* _Excerpt from a dataset_:
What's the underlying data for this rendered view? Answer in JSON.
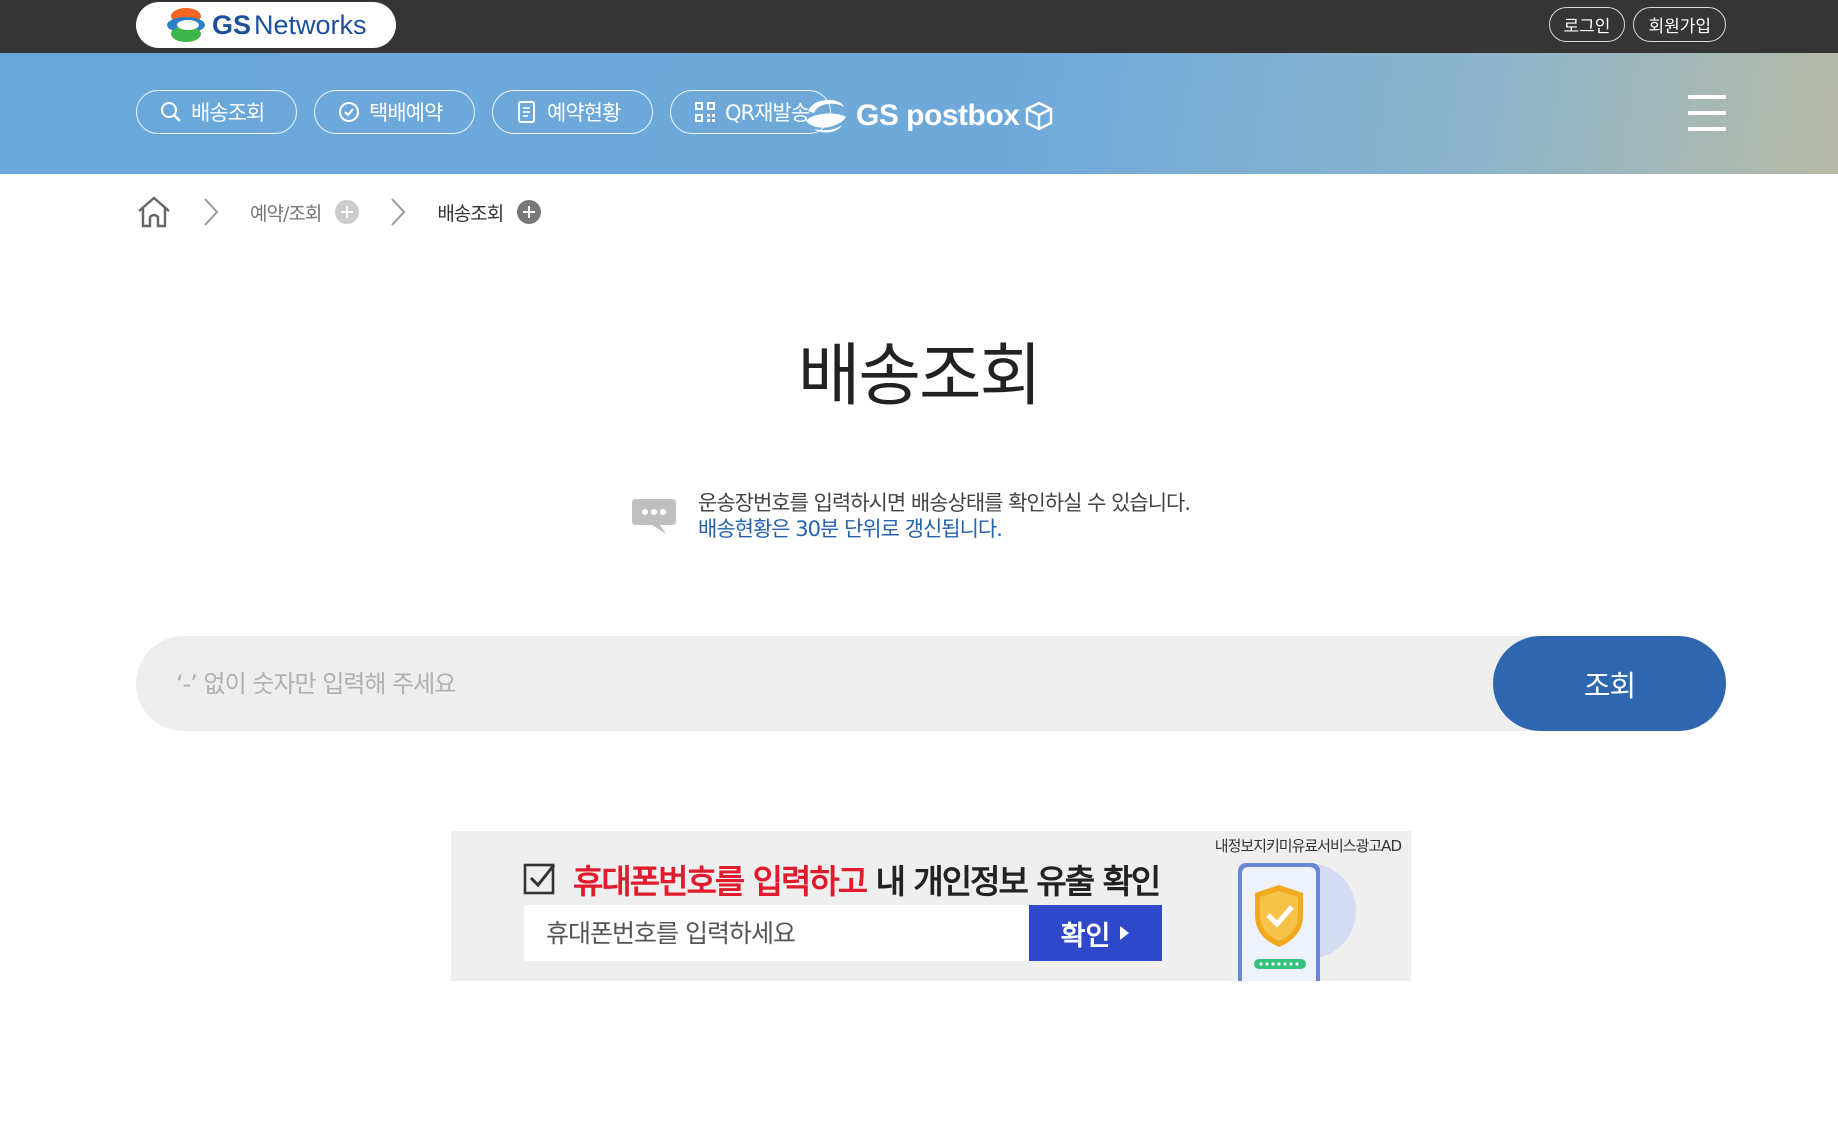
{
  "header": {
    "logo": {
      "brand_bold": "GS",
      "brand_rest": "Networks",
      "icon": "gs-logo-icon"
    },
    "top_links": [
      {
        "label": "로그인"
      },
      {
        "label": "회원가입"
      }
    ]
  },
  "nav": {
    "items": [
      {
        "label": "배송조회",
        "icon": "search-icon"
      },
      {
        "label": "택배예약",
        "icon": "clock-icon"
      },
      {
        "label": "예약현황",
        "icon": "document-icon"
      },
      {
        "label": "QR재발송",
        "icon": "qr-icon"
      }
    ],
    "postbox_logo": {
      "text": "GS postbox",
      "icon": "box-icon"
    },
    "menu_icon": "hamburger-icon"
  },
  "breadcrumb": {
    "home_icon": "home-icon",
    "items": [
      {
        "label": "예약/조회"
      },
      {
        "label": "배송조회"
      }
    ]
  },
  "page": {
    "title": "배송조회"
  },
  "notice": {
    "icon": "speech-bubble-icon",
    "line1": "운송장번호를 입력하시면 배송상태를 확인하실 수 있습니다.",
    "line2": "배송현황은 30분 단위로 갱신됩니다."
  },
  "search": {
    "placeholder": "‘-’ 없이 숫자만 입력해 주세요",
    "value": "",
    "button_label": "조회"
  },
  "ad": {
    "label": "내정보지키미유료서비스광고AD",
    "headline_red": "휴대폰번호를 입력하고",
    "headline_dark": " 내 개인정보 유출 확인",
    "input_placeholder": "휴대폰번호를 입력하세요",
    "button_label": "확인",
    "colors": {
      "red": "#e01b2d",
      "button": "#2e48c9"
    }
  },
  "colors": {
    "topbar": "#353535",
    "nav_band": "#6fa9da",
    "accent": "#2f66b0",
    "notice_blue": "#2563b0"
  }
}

* * *

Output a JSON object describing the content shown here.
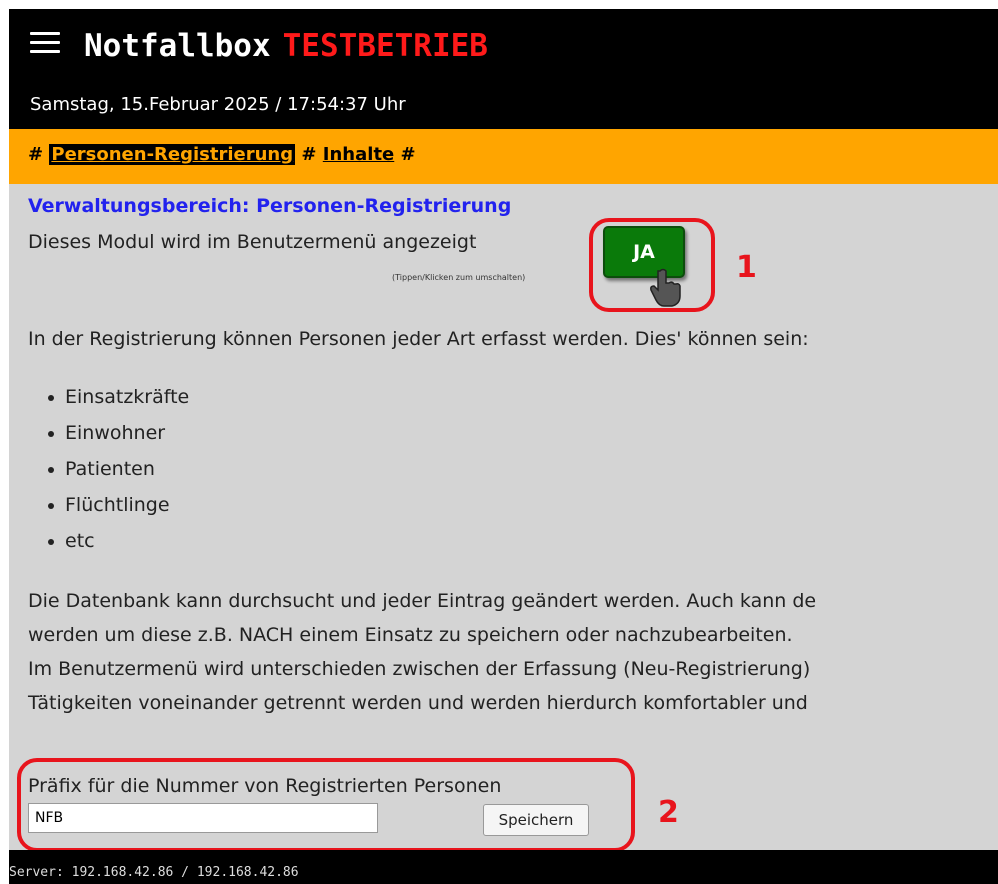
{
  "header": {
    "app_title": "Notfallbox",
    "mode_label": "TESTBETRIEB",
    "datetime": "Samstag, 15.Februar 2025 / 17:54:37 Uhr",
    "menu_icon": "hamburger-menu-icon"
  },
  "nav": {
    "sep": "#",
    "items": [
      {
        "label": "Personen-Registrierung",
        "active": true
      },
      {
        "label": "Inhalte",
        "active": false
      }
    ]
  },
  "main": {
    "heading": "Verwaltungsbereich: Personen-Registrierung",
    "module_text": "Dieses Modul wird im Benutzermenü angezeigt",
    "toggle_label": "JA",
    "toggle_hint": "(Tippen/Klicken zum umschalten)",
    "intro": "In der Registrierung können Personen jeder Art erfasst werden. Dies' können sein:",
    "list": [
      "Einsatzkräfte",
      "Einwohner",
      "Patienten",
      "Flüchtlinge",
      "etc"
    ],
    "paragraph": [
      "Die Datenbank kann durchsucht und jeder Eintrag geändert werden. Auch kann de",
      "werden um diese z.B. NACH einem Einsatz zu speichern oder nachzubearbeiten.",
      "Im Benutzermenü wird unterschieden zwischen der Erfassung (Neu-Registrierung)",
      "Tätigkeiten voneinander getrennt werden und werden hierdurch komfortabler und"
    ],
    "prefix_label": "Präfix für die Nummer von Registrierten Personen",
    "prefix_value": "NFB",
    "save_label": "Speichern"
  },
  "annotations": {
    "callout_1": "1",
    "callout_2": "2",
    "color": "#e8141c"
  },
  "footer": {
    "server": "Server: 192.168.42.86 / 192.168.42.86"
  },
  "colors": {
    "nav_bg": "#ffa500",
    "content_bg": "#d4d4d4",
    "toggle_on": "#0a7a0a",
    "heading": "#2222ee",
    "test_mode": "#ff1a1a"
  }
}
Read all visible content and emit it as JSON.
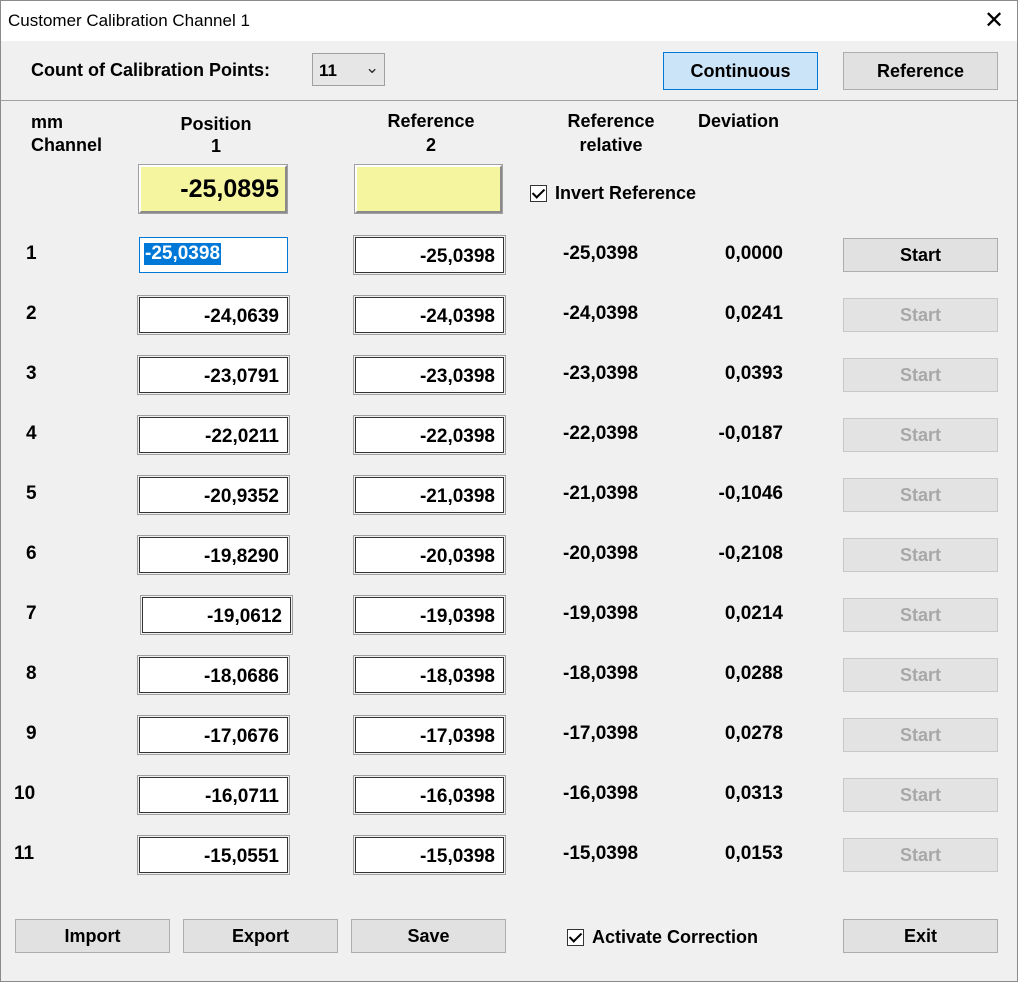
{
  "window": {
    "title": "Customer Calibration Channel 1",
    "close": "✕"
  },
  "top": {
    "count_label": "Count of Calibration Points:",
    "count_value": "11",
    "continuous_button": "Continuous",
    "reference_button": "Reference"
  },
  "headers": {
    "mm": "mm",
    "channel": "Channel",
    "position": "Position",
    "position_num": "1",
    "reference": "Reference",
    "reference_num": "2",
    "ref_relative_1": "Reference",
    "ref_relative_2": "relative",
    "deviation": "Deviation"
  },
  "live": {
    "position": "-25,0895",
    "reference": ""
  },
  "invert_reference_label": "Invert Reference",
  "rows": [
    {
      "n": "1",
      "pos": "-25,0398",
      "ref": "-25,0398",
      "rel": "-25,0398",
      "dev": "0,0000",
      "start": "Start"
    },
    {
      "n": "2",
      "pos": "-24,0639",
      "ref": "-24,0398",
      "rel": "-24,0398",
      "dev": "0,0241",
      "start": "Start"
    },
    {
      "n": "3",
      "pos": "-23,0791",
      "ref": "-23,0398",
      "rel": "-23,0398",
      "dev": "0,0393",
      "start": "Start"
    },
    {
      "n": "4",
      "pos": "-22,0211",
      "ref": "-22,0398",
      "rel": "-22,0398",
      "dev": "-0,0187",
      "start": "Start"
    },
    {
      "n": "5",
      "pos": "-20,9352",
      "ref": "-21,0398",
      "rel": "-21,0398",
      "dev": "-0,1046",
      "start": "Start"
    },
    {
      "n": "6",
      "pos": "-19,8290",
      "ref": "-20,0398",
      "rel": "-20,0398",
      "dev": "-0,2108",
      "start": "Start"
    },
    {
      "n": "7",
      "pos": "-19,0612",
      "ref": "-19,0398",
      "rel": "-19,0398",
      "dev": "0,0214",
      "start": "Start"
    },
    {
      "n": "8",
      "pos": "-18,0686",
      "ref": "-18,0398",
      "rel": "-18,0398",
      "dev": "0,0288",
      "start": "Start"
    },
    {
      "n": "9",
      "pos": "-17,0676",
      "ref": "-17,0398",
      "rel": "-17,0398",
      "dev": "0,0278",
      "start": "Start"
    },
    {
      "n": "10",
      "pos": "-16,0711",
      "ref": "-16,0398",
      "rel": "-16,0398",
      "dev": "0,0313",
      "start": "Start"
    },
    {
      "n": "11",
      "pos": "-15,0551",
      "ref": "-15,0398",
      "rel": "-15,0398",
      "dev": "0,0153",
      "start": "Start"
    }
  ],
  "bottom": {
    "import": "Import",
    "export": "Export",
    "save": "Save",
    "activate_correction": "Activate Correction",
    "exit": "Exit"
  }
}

* _Work to be completed_: Filter the records down to the lines that contain the string "Channel", and copy those lines.

* _Full solution_:
    "title": "Customer Calibration Channel 1",
    "channel": "Channel",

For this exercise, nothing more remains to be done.